TO DO = Bring together all lines of the material below that contain the string "Home".

Dataset entries
╔══

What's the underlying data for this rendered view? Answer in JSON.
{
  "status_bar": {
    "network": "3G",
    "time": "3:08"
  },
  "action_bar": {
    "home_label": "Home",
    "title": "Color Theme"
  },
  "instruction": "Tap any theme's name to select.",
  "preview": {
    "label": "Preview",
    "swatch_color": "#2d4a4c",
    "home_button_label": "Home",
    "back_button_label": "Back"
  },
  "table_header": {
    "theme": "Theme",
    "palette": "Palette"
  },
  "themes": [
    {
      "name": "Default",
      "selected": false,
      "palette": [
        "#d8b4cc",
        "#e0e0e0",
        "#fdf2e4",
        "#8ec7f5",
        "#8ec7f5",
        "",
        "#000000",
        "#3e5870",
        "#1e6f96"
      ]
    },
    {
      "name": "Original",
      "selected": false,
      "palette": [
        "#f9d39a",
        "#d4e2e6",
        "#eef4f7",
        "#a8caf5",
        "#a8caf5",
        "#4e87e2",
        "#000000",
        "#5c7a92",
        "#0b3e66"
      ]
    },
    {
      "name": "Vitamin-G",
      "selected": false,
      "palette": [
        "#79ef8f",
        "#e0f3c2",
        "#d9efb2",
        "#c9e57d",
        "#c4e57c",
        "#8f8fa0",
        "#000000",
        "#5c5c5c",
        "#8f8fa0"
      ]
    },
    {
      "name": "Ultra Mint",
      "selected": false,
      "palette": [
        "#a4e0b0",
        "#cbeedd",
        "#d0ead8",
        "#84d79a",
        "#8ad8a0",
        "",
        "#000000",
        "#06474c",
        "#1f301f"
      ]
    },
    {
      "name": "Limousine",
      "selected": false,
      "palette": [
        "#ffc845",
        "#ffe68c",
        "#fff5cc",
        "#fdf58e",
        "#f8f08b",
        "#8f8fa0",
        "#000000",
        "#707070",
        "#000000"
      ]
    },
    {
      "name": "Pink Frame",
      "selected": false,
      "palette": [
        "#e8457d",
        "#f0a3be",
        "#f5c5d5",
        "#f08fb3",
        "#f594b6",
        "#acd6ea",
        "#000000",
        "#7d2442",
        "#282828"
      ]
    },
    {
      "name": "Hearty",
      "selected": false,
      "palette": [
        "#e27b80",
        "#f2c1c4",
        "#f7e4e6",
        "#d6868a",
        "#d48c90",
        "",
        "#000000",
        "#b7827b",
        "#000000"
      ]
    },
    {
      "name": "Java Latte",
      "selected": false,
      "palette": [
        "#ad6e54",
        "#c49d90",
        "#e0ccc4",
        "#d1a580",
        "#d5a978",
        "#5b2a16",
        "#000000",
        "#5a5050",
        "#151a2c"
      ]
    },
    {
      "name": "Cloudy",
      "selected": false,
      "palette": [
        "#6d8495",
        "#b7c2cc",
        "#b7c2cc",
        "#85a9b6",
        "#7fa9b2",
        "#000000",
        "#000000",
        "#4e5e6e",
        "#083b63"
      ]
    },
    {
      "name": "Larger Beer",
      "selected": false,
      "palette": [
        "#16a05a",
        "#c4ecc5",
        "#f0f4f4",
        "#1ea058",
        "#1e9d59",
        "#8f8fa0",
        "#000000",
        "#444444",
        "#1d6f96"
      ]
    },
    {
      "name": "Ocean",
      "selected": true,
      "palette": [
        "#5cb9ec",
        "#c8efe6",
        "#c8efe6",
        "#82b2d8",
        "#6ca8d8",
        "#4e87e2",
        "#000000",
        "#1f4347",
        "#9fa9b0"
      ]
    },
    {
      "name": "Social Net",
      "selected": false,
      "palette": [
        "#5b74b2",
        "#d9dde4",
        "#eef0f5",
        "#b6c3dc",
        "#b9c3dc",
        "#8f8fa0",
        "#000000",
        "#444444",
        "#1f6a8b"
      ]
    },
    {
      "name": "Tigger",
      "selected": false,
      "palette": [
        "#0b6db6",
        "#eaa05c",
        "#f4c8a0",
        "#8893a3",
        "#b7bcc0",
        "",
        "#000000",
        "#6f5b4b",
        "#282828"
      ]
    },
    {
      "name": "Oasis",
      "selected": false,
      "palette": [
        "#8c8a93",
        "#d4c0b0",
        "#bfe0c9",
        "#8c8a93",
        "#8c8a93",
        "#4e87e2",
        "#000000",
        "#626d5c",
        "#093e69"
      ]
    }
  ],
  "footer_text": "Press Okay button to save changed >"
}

╚══

RESULT OF THE EXERCISE =
    "home_label": "Home",
    "home_button_label": "Home",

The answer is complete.